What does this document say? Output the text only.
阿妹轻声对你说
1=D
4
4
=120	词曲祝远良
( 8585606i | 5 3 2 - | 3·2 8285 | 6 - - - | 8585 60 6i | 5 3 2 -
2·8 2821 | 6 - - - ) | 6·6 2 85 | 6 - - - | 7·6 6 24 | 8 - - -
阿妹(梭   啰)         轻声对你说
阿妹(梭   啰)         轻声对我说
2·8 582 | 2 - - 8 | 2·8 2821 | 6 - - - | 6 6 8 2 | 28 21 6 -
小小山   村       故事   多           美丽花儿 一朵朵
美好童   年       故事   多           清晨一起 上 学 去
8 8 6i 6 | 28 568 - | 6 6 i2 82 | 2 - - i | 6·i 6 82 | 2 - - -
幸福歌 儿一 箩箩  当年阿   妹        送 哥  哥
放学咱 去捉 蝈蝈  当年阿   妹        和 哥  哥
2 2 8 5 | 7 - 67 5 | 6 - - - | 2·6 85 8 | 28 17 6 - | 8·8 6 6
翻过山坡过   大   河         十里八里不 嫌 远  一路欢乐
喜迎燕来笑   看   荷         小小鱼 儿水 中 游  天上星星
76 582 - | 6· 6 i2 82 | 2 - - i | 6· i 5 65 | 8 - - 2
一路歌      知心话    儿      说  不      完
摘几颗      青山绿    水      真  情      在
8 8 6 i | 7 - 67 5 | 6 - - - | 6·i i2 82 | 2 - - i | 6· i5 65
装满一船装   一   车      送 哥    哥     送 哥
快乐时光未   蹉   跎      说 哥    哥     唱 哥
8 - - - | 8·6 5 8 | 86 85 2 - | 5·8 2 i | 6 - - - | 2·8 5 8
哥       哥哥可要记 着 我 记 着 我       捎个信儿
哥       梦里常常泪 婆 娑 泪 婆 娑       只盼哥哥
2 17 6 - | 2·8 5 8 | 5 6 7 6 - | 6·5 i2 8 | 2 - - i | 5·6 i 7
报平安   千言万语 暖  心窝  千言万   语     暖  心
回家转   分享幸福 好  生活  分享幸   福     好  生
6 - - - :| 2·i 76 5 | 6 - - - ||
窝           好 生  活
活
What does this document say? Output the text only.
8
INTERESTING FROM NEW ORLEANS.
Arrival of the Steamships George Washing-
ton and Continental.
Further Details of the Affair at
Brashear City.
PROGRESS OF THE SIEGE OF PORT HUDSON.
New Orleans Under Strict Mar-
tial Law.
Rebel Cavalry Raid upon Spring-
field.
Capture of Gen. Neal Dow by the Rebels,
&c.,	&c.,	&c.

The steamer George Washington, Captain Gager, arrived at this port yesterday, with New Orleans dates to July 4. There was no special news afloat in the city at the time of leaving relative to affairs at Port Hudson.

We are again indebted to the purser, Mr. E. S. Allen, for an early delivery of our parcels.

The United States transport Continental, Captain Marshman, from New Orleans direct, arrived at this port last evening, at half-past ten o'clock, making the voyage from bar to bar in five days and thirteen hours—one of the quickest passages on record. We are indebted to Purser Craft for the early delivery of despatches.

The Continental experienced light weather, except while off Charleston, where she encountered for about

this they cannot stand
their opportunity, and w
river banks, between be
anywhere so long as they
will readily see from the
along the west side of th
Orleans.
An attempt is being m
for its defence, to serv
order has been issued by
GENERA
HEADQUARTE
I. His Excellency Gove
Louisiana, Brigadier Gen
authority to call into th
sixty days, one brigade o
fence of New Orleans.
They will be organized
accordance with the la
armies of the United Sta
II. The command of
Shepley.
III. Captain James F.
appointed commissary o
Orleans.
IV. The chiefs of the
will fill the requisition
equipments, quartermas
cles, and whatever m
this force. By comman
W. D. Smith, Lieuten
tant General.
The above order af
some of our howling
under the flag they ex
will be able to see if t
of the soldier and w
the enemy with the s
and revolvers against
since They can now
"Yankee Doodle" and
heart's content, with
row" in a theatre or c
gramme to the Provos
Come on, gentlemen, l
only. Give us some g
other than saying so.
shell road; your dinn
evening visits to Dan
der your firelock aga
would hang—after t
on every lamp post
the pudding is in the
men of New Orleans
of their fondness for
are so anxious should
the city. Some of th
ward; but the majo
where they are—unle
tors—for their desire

▶ Written problem
Which lines include the word "with"? Copy every one of them.

▶ Correct response
The steamer George Washington, Captain Gager, arrived at this port yesterday, with New Orleans dates to July 4. There was no special news afloat in the city at the time of leaving relative to affairs at Port Hudson.
accordance with the la
the enemy with the s
heart's content, with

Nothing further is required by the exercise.